(Items from a figure collection)
---------------

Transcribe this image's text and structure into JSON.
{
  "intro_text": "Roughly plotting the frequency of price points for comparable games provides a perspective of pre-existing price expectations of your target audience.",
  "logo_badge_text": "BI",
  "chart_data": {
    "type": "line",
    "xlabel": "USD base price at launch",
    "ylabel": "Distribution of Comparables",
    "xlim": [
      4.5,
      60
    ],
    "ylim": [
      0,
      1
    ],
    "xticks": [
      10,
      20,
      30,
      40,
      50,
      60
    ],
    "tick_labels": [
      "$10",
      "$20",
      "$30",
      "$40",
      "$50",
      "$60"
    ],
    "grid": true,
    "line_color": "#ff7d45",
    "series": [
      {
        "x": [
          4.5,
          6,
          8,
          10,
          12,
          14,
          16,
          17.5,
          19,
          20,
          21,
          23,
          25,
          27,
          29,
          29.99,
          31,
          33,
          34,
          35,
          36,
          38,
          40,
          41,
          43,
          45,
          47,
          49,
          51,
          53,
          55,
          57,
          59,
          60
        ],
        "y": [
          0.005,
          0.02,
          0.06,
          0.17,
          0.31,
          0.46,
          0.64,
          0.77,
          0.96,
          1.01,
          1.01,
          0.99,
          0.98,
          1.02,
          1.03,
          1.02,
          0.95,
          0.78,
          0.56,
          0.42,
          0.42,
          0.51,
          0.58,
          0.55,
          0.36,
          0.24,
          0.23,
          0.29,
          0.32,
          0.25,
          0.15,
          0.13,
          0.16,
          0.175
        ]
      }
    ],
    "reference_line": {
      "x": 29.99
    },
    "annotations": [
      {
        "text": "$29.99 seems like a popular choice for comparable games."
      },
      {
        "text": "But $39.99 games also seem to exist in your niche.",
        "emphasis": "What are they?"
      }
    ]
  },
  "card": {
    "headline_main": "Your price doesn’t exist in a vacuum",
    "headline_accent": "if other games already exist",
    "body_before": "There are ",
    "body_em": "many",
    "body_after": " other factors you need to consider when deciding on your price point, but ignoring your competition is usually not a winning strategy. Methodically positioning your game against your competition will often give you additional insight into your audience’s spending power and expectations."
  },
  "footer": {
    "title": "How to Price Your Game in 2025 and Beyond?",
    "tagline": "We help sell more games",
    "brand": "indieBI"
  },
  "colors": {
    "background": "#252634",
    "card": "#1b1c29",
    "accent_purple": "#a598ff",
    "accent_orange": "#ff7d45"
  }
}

---------------

TASK BRIEF =
Recopy the entries above in their entirety, exactly.

COMPLETED TASK =
Transcribe this image's text and structure into JSON.
{
  "intro_text": "Roughly plotting the frequency of price points for comparable games provides a perspective of pre-existing price expectations of your target audience.",
  "logo_badge_text": "BI",
  "chart_data": {
    "type": "line",
    "xlabel": "USD base price at launch",
    "ylabel": "Distribution of Comparables",
    "xlim": [
      4.5,
      60
    ],
    "ylim": [
      0,
      1
    ],
    "xticks": [
      10,
      20,
      30,
      40,
      50,
      60
    ],
    "tick_labels": [
      "$10",
      "$20",
      "$30",
      "$40",
      "$50",
      "$60"
    ],
    "grid": true,
    "line_color": "#ff7d45",
    "series": [
      {
        "x": [
          4.5,
          6,
          8,
          10,
          12,
          14,
          16,
          17.5,
          19,
          20,
          21,
          23,
          25,
          27,
          29,
          29.99,
          31,
          33,
          34,
          35,
          36,
          38,
          40,
          41,
          43,
          45,
          47,
          49,
          51,
          53,
          55,
          57,
          59,
          60
        ],
        "y": [
          0.005,
          0.02,
          0.06,
          0.17,
          0.31,
          0.46,
          0.64,
          0.77,
          0.96,
          1.01,
          1.01,
          0.99,
          0.98,
          1.02,
          1.03,
          1.02,
          0.95,
          0.78,
          0.56,
          0.42,
          0.42,
          0.51,
          0.58,
          0.55,
          0.36,
          0.24,
          0.23,
          0.29,
          0.32,
          0.25,
          0.15,
          0.13,
          0.16,
          0.175
        ]
      }
    ],
    "reference_line": {
      "x": 29.99
    },
    "annotations": [
      {
        "text": "$29.99 seems like a popular choice for comparable games."
      },
      {
        "text": "But $39.99 games also seem to exist in your niche.",
        "emphasis": "What are they?"
      }
    ]
  },
  "card": {
    "headline_main": "Your price doesn’t exist in a vacuum",
    "headline_accent": "if other games already exist",
    "body_before": "There are ",
    "body_em": "many",
    "body_after": " other factors you need to consider when deciding on your price point, but ignoring your competition is usually not a winning strategy. Methodically positioning your game against your competition will often give you additional insight into your audience’s spending power and expectations."
  },
  "footer": {
    "title": "How to Price Your Game in 2025 and Beyond?",
    "tagline": "We help sell more games",
    "brand": "indieBI"
  },
  "colors": {
    "background": "#252634",
    "card": "#1b1c29",
    "accent_purple": "#a598ff",
    "accent_orange": "#ff7d45"
  }
}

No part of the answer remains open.